Reproduce each line of the listing exactly.

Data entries
......
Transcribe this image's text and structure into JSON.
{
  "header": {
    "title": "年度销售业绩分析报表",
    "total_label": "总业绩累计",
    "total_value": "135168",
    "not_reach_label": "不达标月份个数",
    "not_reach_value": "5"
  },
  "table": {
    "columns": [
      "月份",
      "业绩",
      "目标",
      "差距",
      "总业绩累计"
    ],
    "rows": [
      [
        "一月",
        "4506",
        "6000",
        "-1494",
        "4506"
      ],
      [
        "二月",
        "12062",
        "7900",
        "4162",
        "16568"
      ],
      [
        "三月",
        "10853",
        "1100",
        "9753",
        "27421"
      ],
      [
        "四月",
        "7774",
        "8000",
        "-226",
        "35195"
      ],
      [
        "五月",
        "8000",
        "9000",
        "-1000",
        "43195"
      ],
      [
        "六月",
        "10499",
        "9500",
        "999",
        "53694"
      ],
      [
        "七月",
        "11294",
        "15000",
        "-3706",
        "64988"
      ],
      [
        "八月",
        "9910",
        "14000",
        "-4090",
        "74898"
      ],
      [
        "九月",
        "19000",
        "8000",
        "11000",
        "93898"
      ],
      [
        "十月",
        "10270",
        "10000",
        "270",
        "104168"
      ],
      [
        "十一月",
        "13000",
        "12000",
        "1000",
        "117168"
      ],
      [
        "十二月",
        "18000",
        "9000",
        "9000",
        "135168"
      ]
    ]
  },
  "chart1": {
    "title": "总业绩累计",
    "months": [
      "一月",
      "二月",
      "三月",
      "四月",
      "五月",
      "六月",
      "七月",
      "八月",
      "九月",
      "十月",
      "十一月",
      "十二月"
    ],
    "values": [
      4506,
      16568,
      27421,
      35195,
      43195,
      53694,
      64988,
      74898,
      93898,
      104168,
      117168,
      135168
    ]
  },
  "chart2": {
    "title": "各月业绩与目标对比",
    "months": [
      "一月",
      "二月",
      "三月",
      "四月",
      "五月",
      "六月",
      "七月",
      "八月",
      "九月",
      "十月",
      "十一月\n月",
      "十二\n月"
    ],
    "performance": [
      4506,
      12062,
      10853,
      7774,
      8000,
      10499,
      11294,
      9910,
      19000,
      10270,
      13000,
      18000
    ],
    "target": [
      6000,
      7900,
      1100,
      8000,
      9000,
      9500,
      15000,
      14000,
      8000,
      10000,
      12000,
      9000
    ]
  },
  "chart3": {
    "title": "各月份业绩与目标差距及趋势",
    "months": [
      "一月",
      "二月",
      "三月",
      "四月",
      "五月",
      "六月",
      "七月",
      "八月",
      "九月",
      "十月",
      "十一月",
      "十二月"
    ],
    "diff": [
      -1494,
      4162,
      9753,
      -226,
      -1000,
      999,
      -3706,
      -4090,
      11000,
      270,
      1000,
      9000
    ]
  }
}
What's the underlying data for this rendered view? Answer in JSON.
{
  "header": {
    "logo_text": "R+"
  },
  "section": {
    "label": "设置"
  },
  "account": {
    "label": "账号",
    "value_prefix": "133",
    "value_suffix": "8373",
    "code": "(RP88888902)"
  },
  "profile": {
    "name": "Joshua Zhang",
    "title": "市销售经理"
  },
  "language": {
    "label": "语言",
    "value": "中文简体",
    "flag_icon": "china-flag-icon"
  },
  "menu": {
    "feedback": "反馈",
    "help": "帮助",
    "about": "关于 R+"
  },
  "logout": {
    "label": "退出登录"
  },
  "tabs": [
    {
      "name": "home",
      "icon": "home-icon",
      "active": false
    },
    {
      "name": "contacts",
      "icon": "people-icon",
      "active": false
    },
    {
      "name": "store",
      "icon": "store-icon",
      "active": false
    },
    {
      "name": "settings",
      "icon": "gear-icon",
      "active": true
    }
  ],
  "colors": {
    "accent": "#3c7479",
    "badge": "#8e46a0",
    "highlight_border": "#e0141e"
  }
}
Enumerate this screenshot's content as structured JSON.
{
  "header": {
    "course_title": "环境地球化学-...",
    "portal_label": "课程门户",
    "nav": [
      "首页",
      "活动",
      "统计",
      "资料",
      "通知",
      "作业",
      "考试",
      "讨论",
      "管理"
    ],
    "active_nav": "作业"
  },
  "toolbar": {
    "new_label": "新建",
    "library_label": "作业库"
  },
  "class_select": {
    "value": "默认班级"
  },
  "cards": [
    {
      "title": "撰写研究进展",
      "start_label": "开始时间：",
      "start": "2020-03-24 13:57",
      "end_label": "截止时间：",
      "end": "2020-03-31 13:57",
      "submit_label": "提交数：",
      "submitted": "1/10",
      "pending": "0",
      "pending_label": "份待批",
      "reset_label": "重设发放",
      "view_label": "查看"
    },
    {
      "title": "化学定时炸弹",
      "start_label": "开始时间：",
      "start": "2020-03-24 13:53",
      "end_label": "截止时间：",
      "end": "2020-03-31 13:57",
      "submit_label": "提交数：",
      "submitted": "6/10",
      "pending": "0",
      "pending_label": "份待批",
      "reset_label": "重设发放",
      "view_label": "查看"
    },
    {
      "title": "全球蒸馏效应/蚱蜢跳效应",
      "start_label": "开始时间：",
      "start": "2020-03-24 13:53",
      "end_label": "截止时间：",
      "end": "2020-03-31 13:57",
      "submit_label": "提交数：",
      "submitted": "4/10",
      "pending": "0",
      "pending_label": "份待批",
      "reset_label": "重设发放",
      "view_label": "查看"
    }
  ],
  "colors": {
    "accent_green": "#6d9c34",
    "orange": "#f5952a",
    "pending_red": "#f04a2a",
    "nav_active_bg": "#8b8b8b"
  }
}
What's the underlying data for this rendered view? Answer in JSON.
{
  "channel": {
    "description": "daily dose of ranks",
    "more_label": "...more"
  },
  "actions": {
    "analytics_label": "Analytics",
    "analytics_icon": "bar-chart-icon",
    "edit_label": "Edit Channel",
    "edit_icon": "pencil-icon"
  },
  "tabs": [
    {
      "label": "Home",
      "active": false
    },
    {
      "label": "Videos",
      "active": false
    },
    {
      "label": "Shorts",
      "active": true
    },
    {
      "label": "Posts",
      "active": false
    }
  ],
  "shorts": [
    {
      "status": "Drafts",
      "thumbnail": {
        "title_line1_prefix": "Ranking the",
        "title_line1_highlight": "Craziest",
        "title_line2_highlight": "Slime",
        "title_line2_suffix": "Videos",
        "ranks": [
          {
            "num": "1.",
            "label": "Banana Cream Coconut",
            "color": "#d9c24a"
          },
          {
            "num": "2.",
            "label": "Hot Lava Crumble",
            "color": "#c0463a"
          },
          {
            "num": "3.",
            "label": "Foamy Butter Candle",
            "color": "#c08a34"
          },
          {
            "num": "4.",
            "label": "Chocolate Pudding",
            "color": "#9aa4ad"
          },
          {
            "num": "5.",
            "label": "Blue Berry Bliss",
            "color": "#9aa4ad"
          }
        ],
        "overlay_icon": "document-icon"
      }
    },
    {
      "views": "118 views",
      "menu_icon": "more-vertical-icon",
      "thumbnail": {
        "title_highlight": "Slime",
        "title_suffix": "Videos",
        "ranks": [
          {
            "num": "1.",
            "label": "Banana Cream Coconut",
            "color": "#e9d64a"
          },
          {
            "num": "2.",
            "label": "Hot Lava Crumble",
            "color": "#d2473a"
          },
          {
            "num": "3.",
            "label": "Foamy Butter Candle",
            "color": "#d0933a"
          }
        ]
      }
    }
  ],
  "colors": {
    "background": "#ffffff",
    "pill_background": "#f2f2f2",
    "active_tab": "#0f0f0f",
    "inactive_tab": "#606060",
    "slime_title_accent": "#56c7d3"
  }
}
......
> [RESPONSE TO THIS EXERCISE]:
Transcribe this image's text and structure into JSON.
{
  "header": {
    "title": "年度销售业绩分析报表",
    "total_label": "总业绩累计",
    "total_value": "135168",
    "not_reach_label": "不达标月份个数",
    "not_reach_value": "5"
  },
  "table": {
    "columns": [
      "月份",
      "业绩",
      "目标",
      "差距",
      "总业绩累计"
    ],
    "rows": [
      [
        "一月",
        "4506",
        "6000",
        "-1494",
        "4506"
      ],
      [
        "二月",
        "12062",
        "7900",
        "4162",
        "16568"
      ],
      [
        "三月",
        "10853",
        "1100",
        "9753",
        "27421"
      ],
      [
        "四月",
        "7774",
        "8000",
        "-226",
        "35195"
      ],
      [
        "五月",
        "8000",
        "9000",
        "-1000",
        "43195"
      ],
      [
        "六月",
        "10499",
        "9500",
        "999",
        "53694"
      ],
      [
        "七月",
        "11294",
        "15000",
        "-3706",
        "64988"
      ],
      [
        "八月",
        "9910",
        "14000",
        "-4090",
        "74898"
      ],
      [
        "九月",
        "19000",
        "8000",
        "11000",
        "93898"
      ],
      [
        "十月",
        "10270",
        "10000",
        "270",
        "104168"
      ],
      [
        "十一月",
        "13000",
        "12000",
        "1000",
        "117168"
      ],
      [
        "十二月",
        "18000",
        "9000",
        "9000",
        "135168"
      ]
    ]
  },
  "chart1": {
    "title": "总业绩累计",
    "months": [
      "一月",
      "二月",
      "三月",
      "四月",
      "五月",
      "六月",
      "七月",
      "八月",
      "九月",
      "十月",
      "十一月",
      "十二月"
    ],
    "values": [
      4506,
      16568,
      27421,
      35195,
      43195,
      53694,
      64988,
      74898,
      93898,
      104168,
      117168,
      135168
    ]
  },
  "chart2": {
    "title": "各月业绩与目标对比",
    "months": [
      "一月",
      "二月",
      "三月",
      "四月",
      "五月",
      "六月",
      "七月",
      "八月",
      "九月",
      "十月",
      "十一月\n月",
      "十二\n月"
    ],
    "performance": [
      4506,
      12062,
      10853,
      7774,
      8000,
      10499,
      11294,
      9910,
      19000,
      10270,
      13000,
      18000
    ],
    "target": [
      6000,
      7900,
      1100,
      8000,
      9000,
      9500,
      15000,
      14000,
      8000,
      10000,
      12000,
      9000
    ]
  },
  "chart3": {
    "title": "各月份业绩与目标差距及趋势",
    "months": [
      "一月",
      "二月",
      "三月",
      "四月",
      "五月",
      "六月",
      "七月",
      "八月",
      "九月",
      "十月",
      "十一月",
      "十二月"
    ],
    "diff": [
      -1494,
      4162,
      9753,
      -226,
      -1000,
      999,
      -3706,
      -4090,
      11000,
      270,
      1000,
      9000
    ]
  }
}
What's the underlying data for this rendered view? Answer in JSON.
{
  "header": {
    "logo_text": "R+"
  },
  "section": {
    "label": "设置"
  },
  "account": {
    "label": "账号",
    "value_prefix": "133",
    "value_suffix": "8373",
    "code": "(RP88888902)"
  },
  "profile": {
    "name": "Joshua Zhang",
    "title": "市销售经理"
  },
  "language": {
    "label": "语言",
    "value": "中文简体",
    "flag_icon": "china-flag-icon"
  },
  "menu": {
    "feedback": "反馈",
    "help": "帮助",
    "about": "关于 R+"
  },
  "logout": {
    "label": "退出登录"
  },
  "tabs": [
    {
      "name": "home",
      "icon": "home-icon",
      "active": false
    },
    {
      "name": "contacts",
      "icon": "people-icon",
      "active": false
    },
    {
      "name": "store",
      "icon": "store-icon",
      "active": false
    },
    {
      "name": "settings",
      "icon": "gear-icon",
      "active": true
    }
  ],
  "colors": {
    "accent": "#3c7479",
    "badge": "#8e46a0",
    "highlight_border": "#e0141e"
  }
}
Enumerate this screenshot's content as structured JSON.
{
  "header": {
    "course_title": "环境地球化学-...",
    "portal_label": "课程门户",
    "nav": [
      "首页",
      "活动",
      "统计",
      "资料",
      "通知",
      "作业",
      "考试",
      "讨论",
      "管理"
    ],
    "active_nav": "作业"
  },
  "toolbar": {
    "new_label": "新建",
    "library_label": "作业库"
  },
  "class_select": {
    "value": "默认班级"
  },
  "cards": [
    {
      "title": "撰写研究进展",
      "start_label": "开始时间：",
      "start": "2020-03-24 13:57",
      "end_label": "截止时间：",
      "end": "2020-03-31 13:57",
      "submit_label": "提交数：",
      "submitted": "1/10",
      "pending": "0",
      "pending_label": "份待批",
      "reset_label": "重设发放",
      "view_label": "查看"
    },
    {
      "title": "化学定时炸弹",
      "start_label": "开始时间：",
      "start": "2020-03-24 13:53",
      "end_label": "截止时间：",
      "end": "2020-03-31 13:57",
      "submit_label": "提交数：",
      "submitted": "6/10",
      "pending": "0",
      "pending_label": "份待批",
      "reset_label": "重设发放",
      "view_label": "查看"
    },
    {
      "title": "全球蒸馏效应/蚱蜢跳效应",
      "start_label": "开始时间：",
      "start": "2020-03-24 13:53",
      "end_label": "截止时间：",
      "end": "2020-03-31 13:57",
      "submit_label": "提交数：",
      "submitted": "4/10",
      "pending": "0",
      "pending_label": "份待批",
      "reset_label": "重设发放",
      "view_label": "查看"
    }
  ],
  "colors": {
    "accent_green": "#6d9c34",
    "orange": "#f5952a",
    "pending_red": "#f04a2a",
    "nav_active_bg": "#8b8b8b"
  }
}
What's the underlying data for this rendered view? Answer in JSON.
{
  "channel": {
    "description": "daily dose of ranks",
    "more_label": "...more"
  },
  "actions": {
    "analytics_label": "Analytics",
    "analytics_icon": "bar-chart-icon",
    "edit_label": "Edit Channel",
    "edit_icon": "pencil-icon"
  },
  "tabs": [
    {
      "label": "Home",
      "active": false
    },
    {
      "label": "Videos",
      "active": false
    },
    {
      "label": "Shorts",
      "active": true
    },
    {
      "label": "Posts",
      "active": false
    }
  ],
  "shorts": [
    {
      "status": "Drafts",
      "thumbnail": {
        "title_line1_prefix": "Ranking the",
        "title_line1_highlight": "Craziest",
        "title_line2_highlight": "Slime",
        "title_line2_suffix": "Videos",
        "ranks": [
          {
            "num": "1.",
            "label": "Banana Cream Coconut",
            "color": "#d9c24a"
          },
          {
            "num": "2.",
            "label": "Hot Lava Crumble",
            "color": "#c0463a"
          },
          {
            "num": "3.",
            "label": "Foamy Butter Candle",
            "color": "#c08a34"
          },
          {
            "num": "4.",
            "label": "Chocolate Pudding",
            "color": "#9aa4ad"
          },
          {
            "num": "5.",
            "label": "Blue Berry Bliss",
            "color": "#9aa4ad"
          }
        ],
        "overlay_icon": "document-icon"
      }
    },
    {
      "views": "118 views",
      "menu_icon": "more-vertical-icon",
      "thumbnail": {
        "title_highlight": "Slime",
        "title_suffix": "Videos",
        "ranks": [
          {
            "num": "1.",
            "label": "Banana Cream Coconut",
            "color": "#e9d64a"
          },
          {
            "num": "2.",
            "label": "Hot Lava Crumble",
            "color": "#d2473a"
          },
          {
            "num": "3.",
            "label": "Foamy Butter Candle",
            "color": "#d0933a"
          }
        ]
      }
    }
  ],
  "colors": {
    "background": "#ffffff",
    "pill_background": "#f2f2f2",
    "active_tab": "#0f0f0f",
    "inactive_tab": "#606060",
    "slime_title_accent": "#56c7d3"
  }
}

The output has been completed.